Instructions for the task
Determine how many lines of this material contain "Размер". Give only the number.

Start of Extracted records

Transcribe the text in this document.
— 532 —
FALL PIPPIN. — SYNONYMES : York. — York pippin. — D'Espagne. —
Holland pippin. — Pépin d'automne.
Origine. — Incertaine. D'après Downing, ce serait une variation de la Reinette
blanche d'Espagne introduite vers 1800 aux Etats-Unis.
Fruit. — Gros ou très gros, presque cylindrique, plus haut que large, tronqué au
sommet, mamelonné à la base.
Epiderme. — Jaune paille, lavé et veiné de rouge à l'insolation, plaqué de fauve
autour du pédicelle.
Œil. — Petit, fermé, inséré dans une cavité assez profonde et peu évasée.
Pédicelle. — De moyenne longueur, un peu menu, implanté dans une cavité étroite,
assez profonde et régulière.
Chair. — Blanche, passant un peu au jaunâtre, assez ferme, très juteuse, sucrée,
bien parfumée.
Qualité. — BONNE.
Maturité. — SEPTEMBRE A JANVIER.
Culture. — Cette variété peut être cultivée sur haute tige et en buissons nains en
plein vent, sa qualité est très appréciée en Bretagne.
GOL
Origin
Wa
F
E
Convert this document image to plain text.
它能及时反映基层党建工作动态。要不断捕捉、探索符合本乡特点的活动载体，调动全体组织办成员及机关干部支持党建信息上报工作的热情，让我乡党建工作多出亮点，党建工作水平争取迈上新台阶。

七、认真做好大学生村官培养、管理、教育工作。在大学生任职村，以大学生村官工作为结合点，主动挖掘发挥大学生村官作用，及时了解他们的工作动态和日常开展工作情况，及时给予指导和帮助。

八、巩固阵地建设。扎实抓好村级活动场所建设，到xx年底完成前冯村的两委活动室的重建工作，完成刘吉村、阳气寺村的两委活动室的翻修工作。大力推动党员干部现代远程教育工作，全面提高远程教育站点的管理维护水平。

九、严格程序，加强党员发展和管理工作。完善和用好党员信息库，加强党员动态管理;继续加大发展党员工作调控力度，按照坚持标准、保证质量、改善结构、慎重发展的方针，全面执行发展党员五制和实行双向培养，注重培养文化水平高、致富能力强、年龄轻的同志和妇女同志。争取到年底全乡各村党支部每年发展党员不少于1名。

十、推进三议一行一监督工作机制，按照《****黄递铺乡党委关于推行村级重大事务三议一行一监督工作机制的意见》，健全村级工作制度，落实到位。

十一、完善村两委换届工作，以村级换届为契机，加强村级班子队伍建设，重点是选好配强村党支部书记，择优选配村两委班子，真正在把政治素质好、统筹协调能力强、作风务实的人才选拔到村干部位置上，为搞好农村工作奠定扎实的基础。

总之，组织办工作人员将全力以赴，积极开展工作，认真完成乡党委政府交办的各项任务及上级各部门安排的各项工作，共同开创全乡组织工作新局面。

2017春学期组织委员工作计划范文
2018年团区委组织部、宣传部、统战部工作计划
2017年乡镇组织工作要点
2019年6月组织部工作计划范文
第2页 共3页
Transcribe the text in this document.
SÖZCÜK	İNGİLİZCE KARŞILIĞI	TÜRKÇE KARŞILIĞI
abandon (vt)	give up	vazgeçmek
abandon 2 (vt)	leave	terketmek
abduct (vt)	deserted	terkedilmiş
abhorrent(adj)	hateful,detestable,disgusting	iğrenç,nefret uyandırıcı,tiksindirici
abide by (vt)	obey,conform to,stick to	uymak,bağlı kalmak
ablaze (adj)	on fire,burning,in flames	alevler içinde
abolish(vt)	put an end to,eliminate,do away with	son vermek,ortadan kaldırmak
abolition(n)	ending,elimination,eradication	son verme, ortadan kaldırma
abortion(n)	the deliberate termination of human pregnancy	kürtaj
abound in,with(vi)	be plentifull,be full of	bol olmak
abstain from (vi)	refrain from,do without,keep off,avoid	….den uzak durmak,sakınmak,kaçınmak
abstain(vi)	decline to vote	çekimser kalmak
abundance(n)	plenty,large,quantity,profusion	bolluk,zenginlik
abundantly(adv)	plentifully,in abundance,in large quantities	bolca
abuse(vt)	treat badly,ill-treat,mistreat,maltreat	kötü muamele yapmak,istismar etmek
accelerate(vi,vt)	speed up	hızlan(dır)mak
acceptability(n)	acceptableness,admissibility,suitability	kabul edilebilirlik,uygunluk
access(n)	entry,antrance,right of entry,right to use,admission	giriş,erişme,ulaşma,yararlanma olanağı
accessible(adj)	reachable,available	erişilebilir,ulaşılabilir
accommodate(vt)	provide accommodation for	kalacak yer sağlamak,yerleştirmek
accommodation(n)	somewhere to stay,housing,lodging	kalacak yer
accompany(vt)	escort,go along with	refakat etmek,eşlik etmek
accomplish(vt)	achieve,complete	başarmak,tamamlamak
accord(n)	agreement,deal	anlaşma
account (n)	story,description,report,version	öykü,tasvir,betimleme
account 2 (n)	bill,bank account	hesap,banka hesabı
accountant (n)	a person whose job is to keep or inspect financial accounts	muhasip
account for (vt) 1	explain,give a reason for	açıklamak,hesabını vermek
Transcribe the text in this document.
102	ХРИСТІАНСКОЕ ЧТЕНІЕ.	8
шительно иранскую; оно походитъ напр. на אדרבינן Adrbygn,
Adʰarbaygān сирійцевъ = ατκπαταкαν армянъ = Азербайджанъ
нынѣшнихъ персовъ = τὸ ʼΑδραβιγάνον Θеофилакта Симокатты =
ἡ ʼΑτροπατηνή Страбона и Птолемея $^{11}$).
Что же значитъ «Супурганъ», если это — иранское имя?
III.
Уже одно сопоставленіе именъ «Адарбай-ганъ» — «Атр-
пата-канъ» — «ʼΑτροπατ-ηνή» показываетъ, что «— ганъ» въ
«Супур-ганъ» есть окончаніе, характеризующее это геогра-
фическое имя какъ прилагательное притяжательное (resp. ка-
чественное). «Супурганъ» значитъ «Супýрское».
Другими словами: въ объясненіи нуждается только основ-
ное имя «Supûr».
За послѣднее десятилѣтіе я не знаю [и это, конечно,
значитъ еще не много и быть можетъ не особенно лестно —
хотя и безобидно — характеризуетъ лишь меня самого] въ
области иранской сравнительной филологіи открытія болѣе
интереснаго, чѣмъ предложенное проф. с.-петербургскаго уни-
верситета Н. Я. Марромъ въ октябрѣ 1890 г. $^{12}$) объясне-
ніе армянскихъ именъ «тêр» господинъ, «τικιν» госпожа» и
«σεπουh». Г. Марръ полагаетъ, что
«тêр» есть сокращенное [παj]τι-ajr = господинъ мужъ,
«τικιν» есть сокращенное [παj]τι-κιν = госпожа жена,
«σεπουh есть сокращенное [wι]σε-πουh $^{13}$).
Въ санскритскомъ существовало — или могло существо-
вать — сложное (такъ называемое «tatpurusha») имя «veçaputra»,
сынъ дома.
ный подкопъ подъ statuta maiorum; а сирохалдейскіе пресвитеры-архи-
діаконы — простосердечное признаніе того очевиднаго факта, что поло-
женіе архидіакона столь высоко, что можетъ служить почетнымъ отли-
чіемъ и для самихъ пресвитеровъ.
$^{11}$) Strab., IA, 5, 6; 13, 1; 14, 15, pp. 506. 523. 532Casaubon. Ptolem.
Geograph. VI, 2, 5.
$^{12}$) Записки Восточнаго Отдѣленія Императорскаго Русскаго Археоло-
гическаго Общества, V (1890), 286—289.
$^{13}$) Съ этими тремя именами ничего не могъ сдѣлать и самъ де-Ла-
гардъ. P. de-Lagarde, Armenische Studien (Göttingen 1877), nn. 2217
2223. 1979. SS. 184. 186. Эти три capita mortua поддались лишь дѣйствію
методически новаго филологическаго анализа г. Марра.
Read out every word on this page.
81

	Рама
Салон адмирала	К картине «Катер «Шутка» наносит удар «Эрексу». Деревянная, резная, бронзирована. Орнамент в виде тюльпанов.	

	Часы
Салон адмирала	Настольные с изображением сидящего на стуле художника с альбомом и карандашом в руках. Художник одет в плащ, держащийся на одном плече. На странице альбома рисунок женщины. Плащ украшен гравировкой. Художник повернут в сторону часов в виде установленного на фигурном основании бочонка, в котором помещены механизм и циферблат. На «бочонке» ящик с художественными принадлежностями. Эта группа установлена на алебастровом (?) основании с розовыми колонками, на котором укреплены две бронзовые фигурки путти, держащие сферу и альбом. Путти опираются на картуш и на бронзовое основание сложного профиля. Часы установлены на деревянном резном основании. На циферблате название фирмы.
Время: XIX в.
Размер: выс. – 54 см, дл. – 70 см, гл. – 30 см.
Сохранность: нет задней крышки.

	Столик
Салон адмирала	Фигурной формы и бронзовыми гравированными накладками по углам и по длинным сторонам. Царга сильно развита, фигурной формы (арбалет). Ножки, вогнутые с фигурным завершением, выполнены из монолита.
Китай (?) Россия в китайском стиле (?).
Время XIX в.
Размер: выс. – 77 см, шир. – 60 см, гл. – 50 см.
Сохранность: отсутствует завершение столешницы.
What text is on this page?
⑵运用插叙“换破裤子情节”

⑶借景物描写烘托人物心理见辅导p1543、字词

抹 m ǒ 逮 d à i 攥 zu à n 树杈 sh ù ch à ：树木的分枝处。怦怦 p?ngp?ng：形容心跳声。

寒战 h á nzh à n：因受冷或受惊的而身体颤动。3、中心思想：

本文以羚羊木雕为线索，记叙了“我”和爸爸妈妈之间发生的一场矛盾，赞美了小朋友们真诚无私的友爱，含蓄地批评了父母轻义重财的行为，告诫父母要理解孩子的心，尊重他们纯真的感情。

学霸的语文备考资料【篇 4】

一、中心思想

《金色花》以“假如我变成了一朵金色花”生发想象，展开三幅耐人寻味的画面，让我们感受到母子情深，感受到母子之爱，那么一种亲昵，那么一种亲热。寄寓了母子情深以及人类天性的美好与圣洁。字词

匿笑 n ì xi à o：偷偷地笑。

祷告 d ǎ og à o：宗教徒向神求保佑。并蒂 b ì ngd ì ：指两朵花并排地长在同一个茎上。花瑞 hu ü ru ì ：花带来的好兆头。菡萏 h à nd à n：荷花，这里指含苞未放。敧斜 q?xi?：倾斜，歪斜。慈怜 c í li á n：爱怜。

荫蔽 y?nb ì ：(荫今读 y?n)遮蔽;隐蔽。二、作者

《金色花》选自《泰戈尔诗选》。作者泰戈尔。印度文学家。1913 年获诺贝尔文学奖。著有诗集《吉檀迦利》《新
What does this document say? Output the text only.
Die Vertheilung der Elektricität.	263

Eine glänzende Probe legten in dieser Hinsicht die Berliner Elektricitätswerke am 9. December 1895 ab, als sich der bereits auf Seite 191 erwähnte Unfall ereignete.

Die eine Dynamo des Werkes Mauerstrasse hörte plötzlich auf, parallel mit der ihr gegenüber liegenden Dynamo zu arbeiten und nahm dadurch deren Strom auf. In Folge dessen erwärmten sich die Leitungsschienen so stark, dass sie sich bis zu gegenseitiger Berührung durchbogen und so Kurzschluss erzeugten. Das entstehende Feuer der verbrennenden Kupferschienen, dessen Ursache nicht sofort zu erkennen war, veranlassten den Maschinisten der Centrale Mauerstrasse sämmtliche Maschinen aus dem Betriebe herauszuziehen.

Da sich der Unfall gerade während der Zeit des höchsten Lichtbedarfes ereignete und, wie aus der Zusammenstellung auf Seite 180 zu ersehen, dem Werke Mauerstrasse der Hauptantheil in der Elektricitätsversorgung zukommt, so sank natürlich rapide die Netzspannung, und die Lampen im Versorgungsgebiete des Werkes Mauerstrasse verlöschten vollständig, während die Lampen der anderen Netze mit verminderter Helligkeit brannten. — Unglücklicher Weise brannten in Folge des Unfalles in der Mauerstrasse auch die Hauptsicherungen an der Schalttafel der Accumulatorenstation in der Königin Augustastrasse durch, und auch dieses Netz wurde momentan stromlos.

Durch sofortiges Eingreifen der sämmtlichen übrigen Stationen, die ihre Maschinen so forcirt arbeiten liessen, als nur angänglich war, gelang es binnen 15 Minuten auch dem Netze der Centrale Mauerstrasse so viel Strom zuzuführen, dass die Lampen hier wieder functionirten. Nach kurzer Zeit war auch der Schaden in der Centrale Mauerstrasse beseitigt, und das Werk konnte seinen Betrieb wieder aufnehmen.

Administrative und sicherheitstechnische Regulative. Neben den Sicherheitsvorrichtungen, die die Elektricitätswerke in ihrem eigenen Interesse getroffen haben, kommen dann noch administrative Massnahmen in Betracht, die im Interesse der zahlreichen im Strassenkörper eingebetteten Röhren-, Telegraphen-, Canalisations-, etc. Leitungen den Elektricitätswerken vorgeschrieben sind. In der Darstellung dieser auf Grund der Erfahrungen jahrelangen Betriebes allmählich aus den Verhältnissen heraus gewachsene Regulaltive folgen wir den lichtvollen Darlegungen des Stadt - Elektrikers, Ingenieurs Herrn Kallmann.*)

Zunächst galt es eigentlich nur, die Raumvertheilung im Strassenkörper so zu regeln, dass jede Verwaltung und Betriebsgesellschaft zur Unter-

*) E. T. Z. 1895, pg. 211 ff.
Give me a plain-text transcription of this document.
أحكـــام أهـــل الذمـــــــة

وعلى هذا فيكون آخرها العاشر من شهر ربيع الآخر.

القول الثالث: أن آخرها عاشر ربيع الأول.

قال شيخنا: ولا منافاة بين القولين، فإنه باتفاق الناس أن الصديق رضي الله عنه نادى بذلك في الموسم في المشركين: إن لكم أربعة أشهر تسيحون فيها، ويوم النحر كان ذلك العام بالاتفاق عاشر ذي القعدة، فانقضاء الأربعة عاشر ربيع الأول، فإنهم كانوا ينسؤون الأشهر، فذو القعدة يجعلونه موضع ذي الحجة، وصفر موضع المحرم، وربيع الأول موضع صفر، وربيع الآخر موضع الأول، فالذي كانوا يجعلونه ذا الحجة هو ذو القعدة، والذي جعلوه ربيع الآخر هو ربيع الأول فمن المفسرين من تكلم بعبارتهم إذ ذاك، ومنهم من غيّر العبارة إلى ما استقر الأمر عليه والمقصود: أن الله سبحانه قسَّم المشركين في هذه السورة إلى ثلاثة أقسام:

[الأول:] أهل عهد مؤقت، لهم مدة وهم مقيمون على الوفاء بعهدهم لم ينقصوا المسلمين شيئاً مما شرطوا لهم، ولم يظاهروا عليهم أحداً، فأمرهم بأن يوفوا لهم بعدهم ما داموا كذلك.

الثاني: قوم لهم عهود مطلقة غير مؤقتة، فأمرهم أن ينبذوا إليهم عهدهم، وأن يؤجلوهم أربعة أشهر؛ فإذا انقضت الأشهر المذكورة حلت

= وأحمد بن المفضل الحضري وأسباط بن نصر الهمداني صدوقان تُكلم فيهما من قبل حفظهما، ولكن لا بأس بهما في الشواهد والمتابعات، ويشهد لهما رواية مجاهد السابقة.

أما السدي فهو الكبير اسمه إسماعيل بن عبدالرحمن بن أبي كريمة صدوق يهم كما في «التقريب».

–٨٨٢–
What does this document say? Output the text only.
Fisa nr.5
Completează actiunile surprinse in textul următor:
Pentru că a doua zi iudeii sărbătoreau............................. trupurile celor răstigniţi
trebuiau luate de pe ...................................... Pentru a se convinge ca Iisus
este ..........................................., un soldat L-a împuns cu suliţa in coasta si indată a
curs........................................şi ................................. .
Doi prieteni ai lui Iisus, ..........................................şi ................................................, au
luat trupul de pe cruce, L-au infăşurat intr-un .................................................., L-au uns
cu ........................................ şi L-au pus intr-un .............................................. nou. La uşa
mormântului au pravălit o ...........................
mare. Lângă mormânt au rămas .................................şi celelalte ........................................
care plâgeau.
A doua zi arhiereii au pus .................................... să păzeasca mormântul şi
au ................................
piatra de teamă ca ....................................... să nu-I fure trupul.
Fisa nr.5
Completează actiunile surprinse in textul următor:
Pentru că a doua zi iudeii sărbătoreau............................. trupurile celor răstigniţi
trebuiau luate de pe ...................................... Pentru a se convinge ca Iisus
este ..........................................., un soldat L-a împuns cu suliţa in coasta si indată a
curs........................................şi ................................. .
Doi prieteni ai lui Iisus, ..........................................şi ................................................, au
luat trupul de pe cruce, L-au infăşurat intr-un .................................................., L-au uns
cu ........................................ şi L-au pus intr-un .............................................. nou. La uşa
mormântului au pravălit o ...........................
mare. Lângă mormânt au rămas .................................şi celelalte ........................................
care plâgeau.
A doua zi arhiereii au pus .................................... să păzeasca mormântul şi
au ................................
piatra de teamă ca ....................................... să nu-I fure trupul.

End of Extracted records

Exercise answer
2